= Task brief =
Set down the material below word for word, excluding the pictures.

= Records to use =
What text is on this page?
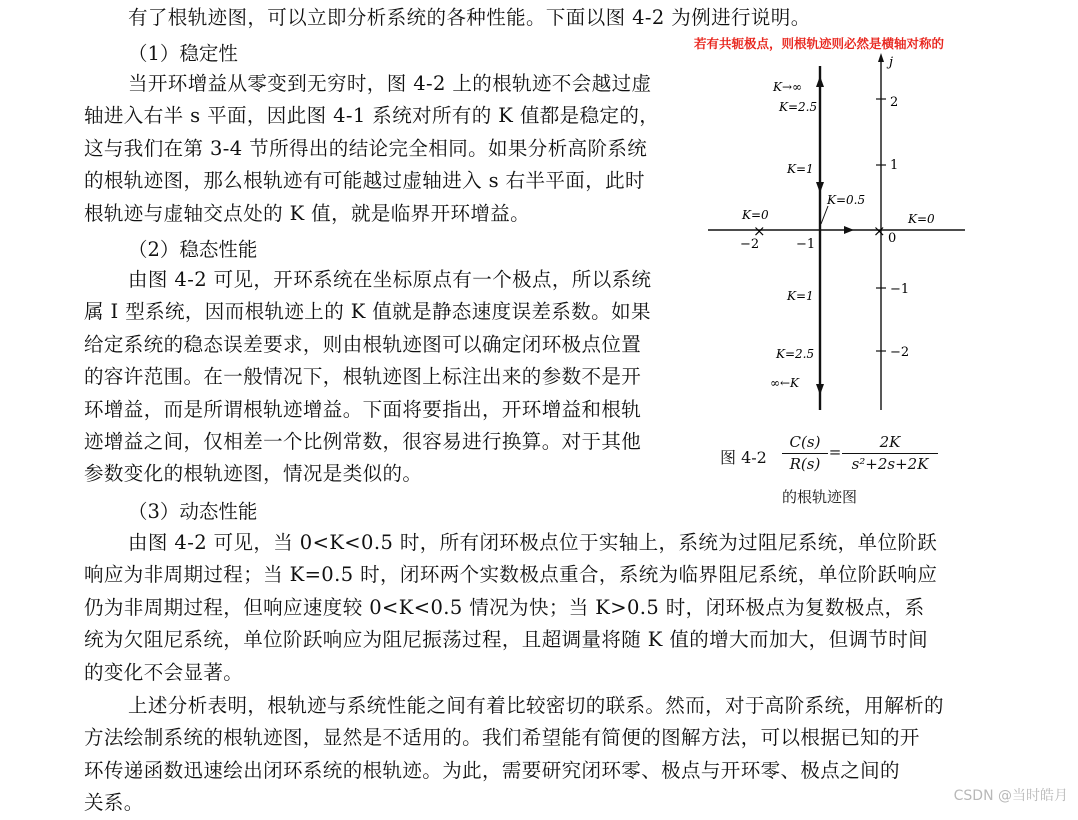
有了根轨迹图，可以立即分析系统的各种性能。下面以图 4-2 为例进行说明。
若有共轭极点，则根轨迹则必然是横轴对称的
（1）稳定性
当开环增益从零变到无穷时，图 4-2 上的根轨迹不会越过虚
轴进入右半 s 平面，因此图 4-1 系统对所有的 K 值都是稳定的，
这与我们在第 3-4 节所得出的结论完全相同。如果分析高阶系统
的根轨迹图，那么根轨迹有可能越过虚轴进入 s 右半平面，此时
根轨迹与虚轴交点处的 K 值，就是临界开环增益。
（2）稳态性能
由图 4-2 可见，开环系统在坐标原点有一个极点，所以系统
属 I 型系统，因而根轨迹上的 K 值就是静态速度误差系数。如果
给定系统的稳态误差要求，则由根轨迹图可以确定闭环极点位置
的容许范围。在一般情况下，根轨迹图上标注出来的参数不是开
环增益，而是所谓根轨迹增益。下面将要指出，开环增益和根轨
迹增益之间，仅相差一个比例常数，很容易进行换算。对于其他
参数变化的根轨迹图，情况是类似的。
（3）动态性能
由图 4-2 可见，当 0<K<0.5 时，所有闭环极点位于实轴上，系统为过阻尼系统，单位阶跃
响应为非周期过程；当 K=0.5 时，闭环两个实数极点重合，系统为临界阻尼系统，单位阶跃响应
仍为非周期过程，但响应速度较 0<K<0.5 情况为快；当 K>0.5 时，闭环极点为复数极点，系
统为欠阻尼系统，单位阶跃响应为阻尼振荡过程，且超调量将随 K 值的增大而加大，但调节时间
的变化不会显著。
上述分析表明，根轨迹与系统性能之间有着比较密切的联系。然而，对于高阶系统，用解析的
方法绘制系统的根轨迹图，显然是不适用的。我们希望能有简便的图解方法，可以根据已知的开
环传递函数迅速绘出闭环系统的根轨迹。为此，需要研究闭环零、极点与开环零、极点之间的
关系。
j
2
1
−1
−2
−2	−1	0
×	×
K→∞
K=2.5
K=1
K=0.5
K=0	K=0
K=1
K=2.5
∞←K
图 4-2
C(s)
R(s)
=
2K
s²+2s+2K
的根轨迹图
CSDN @当时皓月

= Written response =
What text is on this page?
有了根轨迹图，可以立即分析系统的各种性能。下面以图 4-2 为例进行说明。
若有共轭极点，则根轨迹则必然是横轴对称的
（1）稳定性
当开环增益从零变到无穷时，图 4-2 上的根轨迹不会越过虚
轴进入右半 s 平面，因此图 4-1 系统对所有的 K 值都是稳定的，
这与我们在第 3-4 节所得出的结论完全相同。如果分析高阶系统
的根轨迹图，那么根轨迹有可能越过虚轴进入 s 右半平面，此时
根轨迹与虚轴交点处的 K 值，就是临界开环增益。
（2）稳态性能
由图 4-2 可见，开环系统在坐标原点有一个极点，所以系统
属 I 型系统，因而根轨迹上的 K 值就是静态速度误差系数。如果
给定系统的稳态误差要求，则由根轨迹图可以确定闭环极点位置
的容许范围。在一般情况下，根轨迹图上标注出来的参数不是开
环增益，而是所谓根轨迹增益。下面将要指出，开环增益和根轨
迹增益之间，仅相差一个比例常数，很容易进行换算。对于其他
参数变化的根轨迹图，情况是类似的。
（3）动态性能
由图 4-2 可见，当 0<K<0.5 时，所有闭环极点位于实轴上，系统为过阻尼系统，单位阶跃
响应为非周期过程；当 K=0.5 时，闭环两个实数极点重合，系统为临界阻尼系统，单位阶跃响应
仍为非周期过程，但响应速度较 0<K<0.5 情况为快；当 K>0.5 时，闭环极点为复数极点，系
统为欠阻尼系统，单位阶跃响应为阻尼振荡过程，且超调量将随 K 值的增大而加大，但调节时间
的变化不会显著。
上述分析表明，根轨迹与系统性能之间有着比较密切的联系。然而，对于高阶系统，用解析的
方法绘制系统的根轨迹图，显然是不适用的。我们希望能有简便的图解方法，可以根据已知的开
环传递函数迅速绘出闭环系统的根轨迹。为此，需要研究闭环零、极点与开环零、极点之间的
关系。
j
2
1
−1
−2
−2	−1	0
×	×
K→∞
K=2.5
K=1
K=0.5
K=0	K=0
K=1
K=2.5
∞←K
图 4-2
C(s)
R(s)
=
2K
s²+2s+2K
的根轨迹图
CSDN @当时皓月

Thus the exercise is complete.